■ TASK INPUT:

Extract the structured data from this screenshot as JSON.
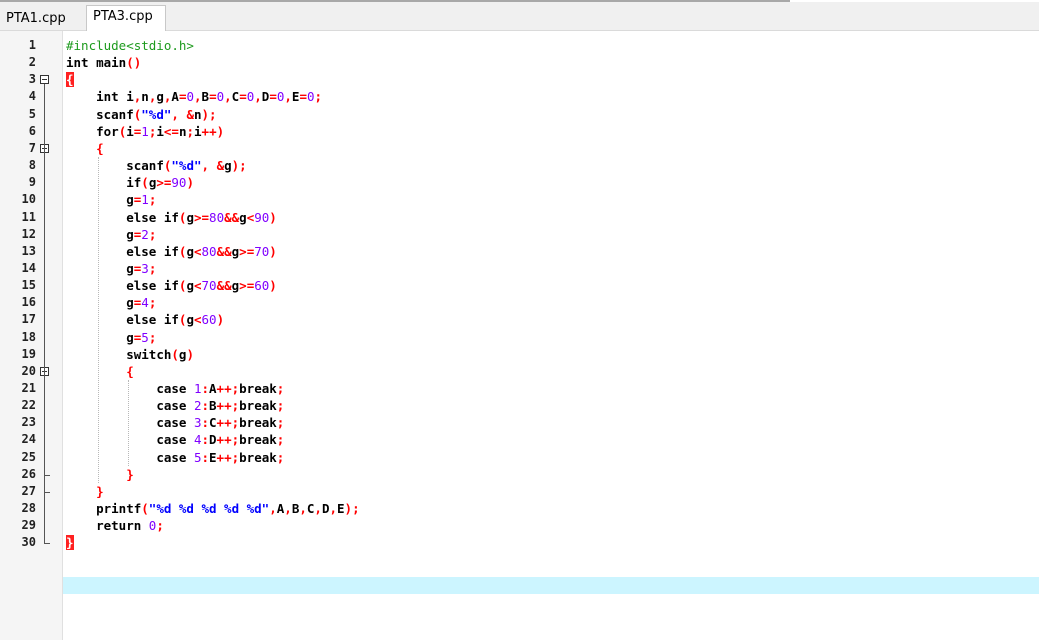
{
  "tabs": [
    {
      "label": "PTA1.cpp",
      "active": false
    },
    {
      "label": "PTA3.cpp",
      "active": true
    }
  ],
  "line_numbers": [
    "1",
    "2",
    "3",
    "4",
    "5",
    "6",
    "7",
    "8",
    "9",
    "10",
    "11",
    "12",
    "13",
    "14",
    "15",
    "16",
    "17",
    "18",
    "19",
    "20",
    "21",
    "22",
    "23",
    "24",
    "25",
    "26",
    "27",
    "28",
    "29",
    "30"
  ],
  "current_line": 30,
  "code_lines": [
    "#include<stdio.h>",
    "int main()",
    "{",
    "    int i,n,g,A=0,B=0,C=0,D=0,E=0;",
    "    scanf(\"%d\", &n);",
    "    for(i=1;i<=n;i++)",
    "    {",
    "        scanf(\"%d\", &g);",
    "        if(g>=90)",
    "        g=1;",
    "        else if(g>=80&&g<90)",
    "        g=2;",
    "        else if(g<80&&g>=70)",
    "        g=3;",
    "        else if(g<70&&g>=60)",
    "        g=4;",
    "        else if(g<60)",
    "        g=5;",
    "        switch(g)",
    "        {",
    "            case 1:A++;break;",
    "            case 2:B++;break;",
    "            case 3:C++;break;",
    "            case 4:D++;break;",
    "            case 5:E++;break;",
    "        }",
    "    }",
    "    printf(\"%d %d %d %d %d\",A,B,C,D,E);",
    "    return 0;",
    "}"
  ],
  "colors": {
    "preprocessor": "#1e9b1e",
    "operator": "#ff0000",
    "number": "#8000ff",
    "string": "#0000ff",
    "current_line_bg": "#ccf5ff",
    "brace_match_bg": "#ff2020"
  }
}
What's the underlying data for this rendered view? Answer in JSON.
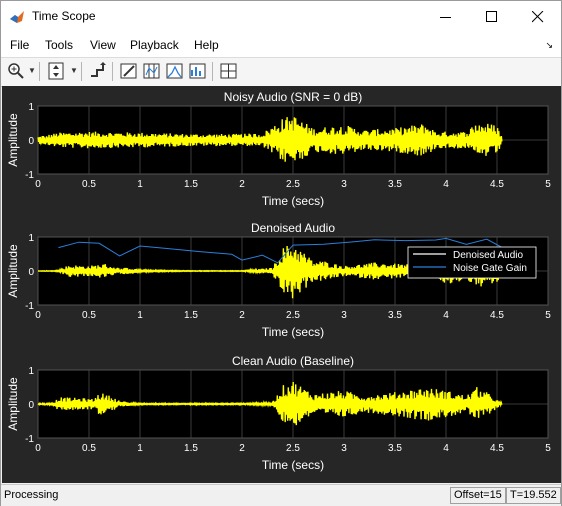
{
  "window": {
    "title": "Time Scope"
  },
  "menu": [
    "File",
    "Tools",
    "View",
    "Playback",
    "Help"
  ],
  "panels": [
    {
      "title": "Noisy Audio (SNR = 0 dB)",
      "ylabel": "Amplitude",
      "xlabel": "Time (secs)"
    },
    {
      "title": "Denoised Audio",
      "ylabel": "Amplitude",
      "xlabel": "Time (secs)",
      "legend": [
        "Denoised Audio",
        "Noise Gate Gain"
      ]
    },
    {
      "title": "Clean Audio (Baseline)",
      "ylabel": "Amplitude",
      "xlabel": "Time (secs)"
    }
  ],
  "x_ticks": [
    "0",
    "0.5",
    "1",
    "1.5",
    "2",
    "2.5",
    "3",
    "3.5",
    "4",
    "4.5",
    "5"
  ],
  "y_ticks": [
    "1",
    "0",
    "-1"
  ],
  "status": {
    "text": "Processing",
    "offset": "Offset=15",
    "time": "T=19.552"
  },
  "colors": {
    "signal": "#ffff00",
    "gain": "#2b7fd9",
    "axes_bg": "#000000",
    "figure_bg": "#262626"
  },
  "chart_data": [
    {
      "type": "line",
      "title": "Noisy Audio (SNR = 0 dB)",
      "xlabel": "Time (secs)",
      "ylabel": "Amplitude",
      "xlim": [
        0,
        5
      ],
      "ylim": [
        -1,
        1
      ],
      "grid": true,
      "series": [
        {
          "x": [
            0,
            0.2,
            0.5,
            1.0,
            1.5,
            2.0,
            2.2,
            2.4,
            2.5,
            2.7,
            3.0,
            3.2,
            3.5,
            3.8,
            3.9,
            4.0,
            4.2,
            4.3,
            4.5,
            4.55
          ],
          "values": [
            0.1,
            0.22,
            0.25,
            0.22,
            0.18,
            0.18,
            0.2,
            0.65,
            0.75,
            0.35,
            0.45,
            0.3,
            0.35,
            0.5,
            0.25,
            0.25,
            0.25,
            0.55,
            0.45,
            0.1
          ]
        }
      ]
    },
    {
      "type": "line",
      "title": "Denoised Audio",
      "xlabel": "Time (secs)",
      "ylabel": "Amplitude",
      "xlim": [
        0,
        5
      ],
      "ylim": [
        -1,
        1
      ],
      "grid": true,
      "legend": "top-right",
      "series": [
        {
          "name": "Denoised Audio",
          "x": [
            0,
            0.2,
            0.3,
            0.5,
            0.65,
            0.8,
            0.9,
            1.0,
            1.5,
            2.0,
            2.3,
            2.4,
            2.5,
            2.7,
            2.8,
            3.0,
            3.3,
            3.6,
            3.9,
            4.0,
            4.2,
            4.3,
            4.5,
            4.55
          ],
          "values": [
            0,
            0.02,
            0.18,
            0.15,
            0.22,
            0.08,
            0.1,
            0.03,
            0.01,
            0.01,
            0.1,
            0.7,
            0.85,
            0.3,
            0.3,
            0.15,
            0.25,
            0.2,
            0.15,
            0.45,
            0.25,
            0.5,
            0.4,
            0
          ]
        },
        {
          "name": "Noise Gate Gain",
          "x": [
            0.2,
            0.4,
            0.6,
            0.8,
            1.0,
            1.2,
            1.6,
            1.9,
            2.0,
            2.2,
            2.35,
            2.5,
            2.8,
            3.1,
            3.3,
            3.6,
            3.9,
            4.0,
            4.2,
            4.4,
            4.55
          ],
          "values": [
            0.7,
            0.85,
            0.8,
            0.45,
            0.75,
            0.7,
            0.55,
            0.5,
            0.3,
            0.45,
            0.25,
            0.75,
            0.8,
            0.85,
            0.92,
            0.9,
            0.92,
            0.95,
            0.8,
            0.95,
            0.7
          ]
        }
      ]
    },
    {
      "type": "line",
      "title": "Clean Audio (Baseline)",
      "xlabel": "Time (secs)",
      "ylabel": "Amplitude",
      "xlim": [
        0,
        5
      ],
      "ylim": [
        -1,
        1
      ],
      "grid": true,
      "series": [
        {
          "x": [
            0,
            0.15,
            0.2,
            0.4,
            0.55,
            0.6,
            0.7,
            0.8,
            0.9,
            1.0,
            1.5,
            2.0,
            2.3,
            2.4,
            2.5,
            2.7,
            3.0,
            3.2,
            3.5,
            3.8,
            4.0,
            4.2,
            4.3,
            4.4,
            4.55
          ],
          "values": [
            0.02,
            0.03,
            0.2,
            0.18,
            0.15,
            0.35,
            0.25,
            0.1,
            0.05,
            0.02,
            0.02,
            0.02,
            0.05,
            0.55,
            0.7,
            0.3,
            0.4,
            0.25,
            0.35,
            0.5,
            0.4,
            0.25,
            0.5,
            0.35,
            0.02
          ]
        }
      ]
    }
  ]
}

■ SET PROBLEM: Copy out all the entries exactly. Images stay out of the copy.

■ EXERCISE RESPONSE:
Extract the structured data from this screenshot as JSON.
{
  "tabs": [
    {
      "label": "PTA1.cpp",
      "active": false
    },
    {
      "label": "PTA3.cpp",
      "active": true
    }
  ],
  "line_numbers": [
    "1",
    "2",
    "3",
    "4",
    "5",
    "6",
    "7",
    "8",
    "9",
    "10",
    "11",
    "12",
    "13",
    "14",
    "15",
    "16",
    "17",
    "18",
    "19",
    "20",
    "21",
    "22",
    "23",
    "24",
    "25",
    "26",
    "27",
    "28",
    "29",
    "30"
  ],
  "current_line": 30,
  "code_lines": [
    "#include<stdio.h>",
    "int main()",
    "{",
    "    int i,n,g,A=0,B=0,C=0,D=0,E=0;",
    "    scanf(\"%d\", &n);",
    "    for(i=1;i<=n;i++)",
    "    {",
    "        scanf(\"%d\", &g);",
    "        if(g>=90)",
    "        g=1;",
    "        else if(g>=80&&g<90)",
    "        g=2;",
    "        else if(g<80&&g>=70)",
    "        g=3;",
    "        else if(g<70&&g>=60)",
    "        g=4;",
    "        else if(g<60)",
    "        g=5;",
    "        switch(g)",
    "        {",
    "            case 1:A++;break;",
    "            case 2:B++;break;",
    "            case 3:C++;break;",
    "            case 4:D++;break;",
    "            case 5:E++;break;",
    "        }",
    "    }",
    "    printf(\"%d %d %d %d %d\",A,B,C,D,E);",
    "    return 0;",
    "}"
  ],
  "colors": {
    "preprocessor": "#1e9b1e",
    "operator": "#ff0000",
    "number": "#8000ff",
    "string": "#0000ff",
    "current_line_bg": "#ccf5ff",
    "brace_match_bg": "#ff2020"
  }
}
What's the underlying data for this rendered view? Answer in JSON.
{
  "window": {
    "title": "Time Scope"
  },
  "menu": [
    "File",
    "Tools",
    "View",
    "Playback",
    "Help"
  ],
  "panels": [
    {
      "title": "Noisy Audio (SNR = 0 dB)",
      "ylabel": "Amplitude",
      "xlabel": "Time (secs)"
    },
    {
      "title": "Denoised Audio",
      "ylabel": "Amplitude",
      "xlabel": "Time (secs)",
      "legend": [
        "Denoised Audio",
        "Noise Gate Gain"
      ]
    },
    {
      "title": "Clean Audio (Baseline)",
      "ylabel": "Amplitude",
      "xlabel": "Time (secs)"
    }
  ],
  "x_ticks": [
    "0",
    "0.5",
    "1",
    "1.5",
    "2",
    "2.5",
    "3",
    "3.5",
    "4",
    "4.5",
    "5"
  ],
  "y_ticks": [
    "1",
    "0",
    "-1"
  ],
  "status": {
    "text": "Processing",
    "offset": "Offset=15",
    "time": "T=19.552"
  },
  "colors": {
    "signal": "#ffff00",
    "gain": "#2b7fd9",
    "axes_bg": "#000000",
    "figure_bg": "#262626"
  },
  "chart_data": [
    {
      "type": "line",
      "title": "Noisy Audio (SNR = 0 dB)",
      "xlabel": "Time (secs)",
      "ylabel": "Amplitude",
      "xlim": [
        0,
        5
      ],
      "ylim": [
        -1,
        1
      ],
      "grid": true,
      "series": [
        {
          "x": [
            0,
            0.2,
            0.5,
            1.0,
            1.5,
            2.0,
            2.2,
            2.4,
            2.5,
            2.7,
            3.0,
            3.2,
            3.5,
            3.8,
            3.9,
            4.0,
            4.2,
            4.3,
            4.5,
            4.55
          ],
          "values": [
            0.1,
            0.22,
            0.25,
            0.22,
            0.18,
            0.18,
            0.2,
            0.65,
            0.75,
            0.35,
            0.45,
            0.3,
            0.35,
            0.5,
            0.25,
            0.25,
            0.25,
            0.55,
            0.45,
            0.1
          ]
        }
      ]
    },
    {
      "type": "line",
      "title": "Denoised Audio",
      "xlabel": "Time (secs)",
      "ylabel": "Amplitude",
      "xlim": [
        0,
        5
      ],
      "ylim": [
        -1,
        1
      ],
      "grid": true,
      "legend": "top-right",
      "series": [
        {
          "name": "Denoised Audio",
          "x": [
            0,
            0.2,
            0.3,
            0.5,
            0.65,
            0.8,
            0.9,
            1.0,
            1.5,
            2.0,
            2.3,
            2.4,
            2.5,
            2.7,
            2.8,
            3.0,
            3.3,
            3.6,
            3.9,
            4.0,
            4.2,
            4.3,
            4.5,
            4.55
          ],
          "values": [
            0,
            0.02,
            0.18,
            0.15,
            0.22,
            0.08,
            0.1,
            0.03,
            0.01,
            0.01,
            0.1,
            0.7,
            0.85,
            0.3,
            0.3,
            0.15,
            0.25,
            0.2,
            0.15,
            0.45,
            0.25,
            0.5,
            0.4,
            0
          ]
        },
        {
          "name": "Noise Gate Gain",
          "x": [
            0.2,
            0.4,
            0.6,
            0.8,
            1.0,
            1.2,
            1.6,
            1.9,
            2.0,
            2.2,
            2.35,
            2.5,
            2.8,
            3.1,
            3.3,
            3.6,
            3.9,
            4.0,
            4.2,
            4.4,
            4.55
          ],
          "values": [
            0.7,
            0.85,
            0.8,
            0.45,
            0.75,
            0.7,
            0.55,
            0.5,
            0.3,
            0.45,
            0.25,
            0.75,
            0.8,
            0.85,
            0.92,
            0.9,
            0.92,
            0.95,
            0.8,
            0.95,
            0.7
          ]
        }
      ]
    },
    {
      "type": "line",
      "title": "Clean Audio (Baseline)",
      "xlabel": "Time (secs)",
      "ylabel": "Amplitude",
      "xlim": [
        0,
        5
      ],
      "ylim": [
        -1,
        1
      ],
      "grid": true,
      "series": [
        {
          "x": [
            0,
            0.15,
            0.2,
            0.4,
            0.55,
            0.6,
            0.7,
            0.8,
            0.9,
            1.0,
            1.5,
            2.0,
            2.3,
            2.4,
            2.5,
            2.7,
            3.0,
            3.2,
            3.5,
            3.8,
            4.0,
            4.2,
            4.3,
            4.4,
            4.55
          ],
          "values": [
            0.02,
            0.03,
            0.2,
            0.18,
            0.15,
            0.35,
            0.25,
            0.1,
            0.05,
            0.02,
            0.02,
            0.02,
            0.05,
            0.55,
            0.7,
            0.3,
            0.4,
            0.25,
            0.35,
            0.5,
            0.4,
            0.25,
            0.5,
            0.35,
            0.02
          ]
        }
      ]
    }
  ]
}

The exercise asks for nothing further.